::: Excerpted records :::
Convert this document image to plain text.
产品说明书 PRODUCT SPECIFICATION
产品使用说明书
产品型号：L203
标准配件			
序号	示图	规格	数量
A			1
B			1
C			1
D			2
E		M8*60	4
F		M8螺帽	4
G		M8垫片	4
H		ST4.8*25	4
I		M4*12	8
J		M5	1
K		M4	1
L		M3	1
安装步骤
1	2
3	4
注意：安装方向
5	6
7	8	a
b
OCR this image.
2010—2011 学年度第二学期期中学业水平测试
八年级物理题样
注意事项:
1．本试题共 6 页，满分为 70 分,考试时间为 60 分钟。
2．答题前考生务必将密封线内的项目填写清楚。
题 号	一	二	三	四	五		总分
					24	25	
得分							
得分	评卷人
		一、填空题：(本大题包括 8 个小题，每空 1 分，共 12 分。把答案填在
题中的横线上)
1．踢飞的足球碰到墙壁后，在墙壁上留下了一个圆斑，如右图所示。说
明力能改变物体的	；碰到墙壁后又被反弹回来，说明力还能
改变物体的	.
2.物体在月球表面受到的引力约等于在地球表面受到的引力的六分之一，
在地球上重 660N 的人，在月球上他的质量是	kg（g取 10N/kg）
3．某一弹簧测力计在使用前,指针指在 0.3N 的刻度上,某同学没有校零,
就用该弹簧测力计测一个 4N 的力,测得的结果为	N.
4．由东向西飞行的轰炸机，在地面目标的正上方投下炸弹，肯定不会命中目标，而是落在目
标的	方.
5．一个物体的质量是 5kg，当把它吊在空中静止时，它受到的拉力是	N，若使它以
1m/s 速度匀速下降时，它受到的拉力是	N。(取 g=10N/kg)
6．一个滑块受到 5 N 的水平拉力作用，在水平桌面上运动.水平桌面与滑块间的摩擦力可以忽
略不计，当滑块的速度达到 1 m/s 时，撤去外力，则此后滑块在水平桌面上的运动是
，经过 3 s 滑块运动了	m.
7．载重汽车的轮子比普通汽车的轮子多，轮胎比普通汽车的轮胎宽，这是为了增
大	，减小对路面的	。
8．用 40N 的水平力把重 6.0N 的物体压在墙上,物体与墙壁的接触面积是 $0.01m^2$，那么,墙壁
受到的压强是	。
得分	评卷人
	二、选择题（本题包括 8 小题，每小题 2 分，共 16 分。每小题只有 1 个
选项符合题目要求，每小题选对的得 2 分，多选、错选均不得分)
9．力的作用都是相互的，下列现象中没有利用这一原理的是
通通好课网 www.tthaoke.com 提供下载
:::
**What you should do:** Pick out lines containing the word "this", each one as written.

**Result:**
Convert this document image to plain text.
OCR this image.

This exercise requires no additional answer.